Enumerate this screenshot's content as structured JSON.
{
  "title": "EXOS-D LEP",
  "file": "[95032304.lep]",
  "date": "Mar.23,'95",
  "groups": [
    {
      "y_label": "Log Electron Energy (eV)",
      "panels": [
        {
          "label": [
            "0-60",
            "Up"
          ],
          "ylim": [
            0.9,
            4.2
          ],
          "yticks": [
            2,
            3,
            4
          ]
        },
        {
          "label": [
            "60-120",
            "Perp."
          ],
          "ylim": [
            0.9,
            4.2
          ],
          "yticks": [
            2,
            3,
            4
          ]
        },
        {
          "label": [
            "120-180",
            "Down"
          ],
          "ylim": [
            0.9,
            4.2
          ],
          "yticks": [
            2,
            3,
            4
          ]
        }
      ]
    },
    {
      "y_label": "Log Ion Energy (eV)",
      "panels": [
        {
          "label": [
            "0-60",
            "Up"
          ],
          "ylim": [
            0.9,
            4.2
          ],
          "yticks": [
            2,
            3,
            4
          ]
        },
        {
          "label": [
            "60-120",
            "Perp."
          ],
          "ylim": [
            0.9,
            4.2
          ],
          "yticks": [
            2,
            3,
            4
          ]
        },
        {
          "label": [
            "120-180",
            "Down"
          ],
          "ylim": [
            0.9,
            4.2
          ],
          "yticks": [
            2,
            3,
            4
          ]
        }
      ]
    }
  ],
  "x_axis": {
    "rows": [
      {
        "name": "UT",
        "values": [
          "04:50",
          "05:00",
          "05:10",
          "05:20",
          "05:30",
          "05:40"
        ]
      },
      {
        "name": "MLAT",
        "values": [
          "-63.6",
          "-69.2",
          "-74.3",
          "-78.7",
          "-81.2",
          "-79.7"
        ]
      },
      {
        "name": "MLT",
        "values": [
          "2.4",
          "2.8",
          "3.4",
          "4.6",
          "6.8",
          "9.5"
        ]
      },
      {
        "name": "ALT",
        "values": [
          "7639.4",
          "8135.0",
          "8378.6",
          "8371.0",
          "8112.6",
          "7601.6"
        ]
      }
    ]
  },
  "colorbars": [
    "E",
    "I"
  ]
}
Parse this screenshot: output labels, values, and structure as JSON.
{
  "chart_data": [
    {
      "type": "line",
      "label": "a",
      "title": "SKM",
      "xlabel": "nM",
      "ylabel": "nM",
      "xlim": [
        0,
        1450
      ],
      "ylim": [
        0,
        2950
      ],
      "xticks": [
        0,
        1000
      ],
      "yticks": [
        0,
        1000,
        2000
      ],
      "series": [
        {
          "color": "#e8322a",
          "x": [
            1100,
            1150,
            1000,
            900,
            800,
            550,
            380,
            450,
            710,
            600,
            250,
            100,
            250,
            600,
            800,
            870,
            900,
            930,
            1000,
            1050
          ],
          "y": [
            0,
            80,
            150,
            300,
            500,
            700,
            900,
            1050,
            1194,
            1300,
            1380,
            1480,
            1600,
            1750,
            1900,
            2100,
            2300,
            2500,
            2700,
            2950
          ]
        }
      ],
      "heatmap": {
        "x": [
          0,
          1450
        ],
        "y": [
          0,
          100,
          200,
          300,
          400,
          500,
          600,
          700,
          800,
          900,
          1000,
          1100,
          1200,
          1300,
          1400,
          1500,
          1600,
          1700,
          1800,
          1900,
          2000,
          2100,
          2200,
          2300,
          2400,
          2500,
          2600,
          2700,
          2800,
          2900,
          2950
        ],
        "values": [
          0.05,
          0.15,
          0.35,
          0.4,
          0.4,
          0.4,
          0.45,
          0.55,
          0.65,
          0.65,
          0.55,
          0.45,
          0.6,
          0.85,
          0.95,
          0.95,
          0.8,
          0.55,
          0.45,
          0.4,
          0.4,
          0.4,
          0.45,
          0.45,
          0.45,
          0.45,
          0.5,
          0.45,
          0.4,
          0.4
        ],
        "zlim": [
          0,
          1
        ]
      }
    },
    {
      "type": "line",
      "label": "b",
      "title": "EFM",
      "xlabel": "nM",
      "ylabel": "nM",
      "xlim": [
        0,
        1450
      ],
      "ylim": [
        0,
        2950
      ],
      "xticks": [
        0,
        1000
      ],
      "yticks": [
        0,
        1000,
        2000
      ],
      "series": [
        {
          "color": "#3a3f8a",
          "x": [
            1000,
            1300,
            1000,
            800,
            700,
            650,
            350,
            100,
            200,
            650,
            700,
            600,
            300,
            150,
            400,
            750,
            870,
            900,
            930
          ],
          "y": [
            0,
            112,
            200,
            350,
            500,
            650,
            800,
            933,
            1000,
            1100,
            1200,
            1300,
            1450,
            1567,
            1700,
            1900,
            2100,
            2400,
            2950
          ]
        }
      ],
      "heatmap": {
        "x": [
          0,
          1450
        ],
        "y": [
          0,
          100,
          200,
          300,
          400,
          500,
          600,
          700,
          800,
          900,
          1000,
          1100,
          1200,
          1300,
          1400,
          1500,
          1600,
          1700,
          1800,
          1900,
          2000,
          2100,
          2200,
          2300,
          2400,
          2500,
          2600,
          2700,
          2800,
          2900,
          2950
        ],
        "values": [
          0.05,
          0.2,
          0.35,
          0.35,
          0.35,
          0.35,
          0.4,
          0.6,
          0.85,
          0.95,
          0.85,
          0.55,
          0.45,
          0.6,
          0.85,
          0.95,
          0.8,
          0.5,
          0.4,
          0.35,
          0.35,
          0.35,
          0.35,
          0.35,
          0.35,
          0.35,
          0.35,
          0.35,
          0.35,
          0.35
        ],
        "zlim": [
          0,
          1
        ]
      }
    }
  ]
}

########################################

● WHAT YOU HAVE TO DO
Every line of the data above should be reproduced word for word.

● WRITTEN ANSWER
Enumerate this screenshot's content as structured JSON.
{
  "title": "EXOS-D LEP",
  "file": "[95032304.lep]",
  "date": "Mar.23,'95",
  "groups": [
    {
      "y_label": "Log Electron Energy (eV)",
      "panels": [
        {
          "label": [
            "0-60",
            "Up"
          ],
          "ylim": [
            0.9,
            4.2
          ],
          "yticks": [
            2,
            3,
            4
          ]
        },
        {
          "label": [
            "60-120",
            "Perp."
          ],
          "ylim": [
            0.9,
            4.2
          ],
          "yticks": [
            2,
            3,
            4
          ]
        },
        {
          "label": [
            "120-180",
            "Down"
          ],
          "ylim": [
            0.9,
            4.2
          ],
          "yticks": [
            2,
            3,
            4
          ]
        }
      ]
    },
    {
      "y_label": "Log Ion Energy (eV)",
      "panels": [
        {
          "label": [
            "0-60",
            "Up"
          ],
          "ylim": [
            0.9,
            4.2
          ],
          "yticks": [
            2,
            3,
            4
          ]
        },
        {
          "label": [
            "60-120",
            "Perp."
          ],
          "ylim": [
            0.9,
            4.2
          ],
          "yticks": [
            2,
            3,
            4
          ]
        },
        {
          "label": [
            "120-180",
            "Down"
          ],
          "ylim": [
            0.9,
            4.2
          ],
          "yticks": [
            2,
            3,
            4
          ]
        }
      ]
    }
  ],
  "x_axis": {
    "rows": [
      {
        "name": "UT",
        "values": [
          "04:50",
          "05:00",
          "05:10",
          "05:20",
          "05:30",
          "05:40"
        ]
      },
      {
        "name": "MLAT",
        "values": [
          "-63.6",
          "-69.2",
          "-74.3",
          "-78.7",
          "-81.2",
          "-79.7"
        ]
      },
      {
        "name": "MLT",
        "values": [
          "2.4",
          "2.8",
          "3.4",
          "4.6",
          "6.8",
          "9.5"
        ]
      },
      {
        "name": "ALT",
        "values": [
          "7639.4",
          "8135.0",
          "8378.6",
          "8371.0",
          "8112.6",
          "7601.6"
        ]
      }
    ]
  },
  "colorbars": [
    "E",
    "I"
  ]
}
Parse this screenshot: output labels, values, and structure as JSON.
{
  "chart_data": [
    {
      "type": "line",
      "label": "a",
      "title": "SKM",
      "xlabel": "nM",
      "ylabel": "nM",
      "xlim": [
        0,
        1450
      ],
      "ylim": [
        0,
        2950
      ],
      "xticks": [
        0,
        1000
      ],
      "yticks": [
        0,
        1000,
        2000
      ],
      "series": [
        {
          "color": "#e8322a",
          "x": [
            1100,
            1150,
            1000,
            900,
            800,
            550,
            380,
            450,
            710,
            600,
            250,
            100,
            250,
            600,
            800,
            870,
            900,
            930,
            1000,
            1050
          ],
          "y": [
            0,
            80,
            150,
            300,
            500,
            700,
            900,
            1050,
            1194,
            1300,
            1380,
            1480,
            1600,
            1750,
            1900,
            2100,
            2300,
            2500,
            2700,
            2950
          ]
        }
      ],
      "heatmap": {
        "x": [
          0,
          1450
        ],
        "y": [
          0,
          100,
          200,
          300,
          400,
          500,
          600,
          700,
          800,
          900,
          1000,
          1100,
          1200,
          1300,
          1400,
          1500,
          1600,
          1700,
          1800,
          1900,
          2000,
          2100,
          2200,
          2300,
          2400,
          2500,
          2600,
          2700,
          2800,
          2900,
          2950
        ],
        "values": [
          0.05,
          0.15,
          0.35,
          0.4,
          0.4,
          0.4,
          0.45,
          0.55,
          0.65,
          0.65,
          0.55,
          0.45,
          0.6,
          0.85,
          0.95,
          0.95,
          0.8,
          0.55,
          0.45,
          0.4,
          0.4,
          0.4,
          0.45,
          0.45,
          0.45,
          0.45,
          0.5,
          0.45,
          0.4,
          0.4
        ],
        "zlim": [
          0,
          1
        ]
      }
    },
    {
      "type": "line",
      "label": "b",
      "title": "EFM",
      "xlabel": "nM",
      "ylabel": "nM",
      "xlim": [
        0,
        1450
      ],
      "ylim": [
        0,
        2950
      ],
      "xticks": [
        0,
        1000
      ],
      "yticks": [
        0,
        1000,
        2000
      ],
      "series": [
        {
          "color": "#3a3f8a",
          "x": [
            1000,
            1300,
            1000,
            800,
            700,
            650,
            350,
            100,
            200,
            650,
            700,
            600,
            300,
            150,
            400,
            750,
            870,
            900,
            930
          ],
          "y": [
            0,
            112,
            200,
            350,
            500,
            650,
            800,
            933,
            1000,
            1100,
            1200,
            1300,
            1450,
            1567,
            1700,
            1900,
            2100,
            2400,
            2950
          ]
        }
      ],
      "heatmap": {
        "x": [
          0,
          1450
        ],
        "y": [
          0,
          100,
          200,
          300,
          400,
          500,
          600,
          700,
          800,
          900,
          1000,
          1100,
          1200,
          1300,
          1400,
          1500,
          1600,
          1700,
          1800,
          1900,
          2000,
          2100,
          2200,
          2300,
          2400,
          2500,
          2600,
          2700,
          2800,
          2900,
          2950
        ],
        "values": [
          0.05,
          0.2,
          0.35,
          0.35,
          0.35,
          0.35,
          0.4,
          0.6,
          0.85,
          0.95,
          0.85,
          0.55,
          0.45,
          0.6,
          0.85,
          0.95,
          0.8,
          0.5,
          0.4,
          0.35,
          0.35,
          0.35,
          0.35,
          0.35,
          0.35,
          0.35,
          0.35,
          0.35,
          0.35,
          0.35
        ],
        "zlim": [
          0,
          1
        ]
      }
    }
  ]
}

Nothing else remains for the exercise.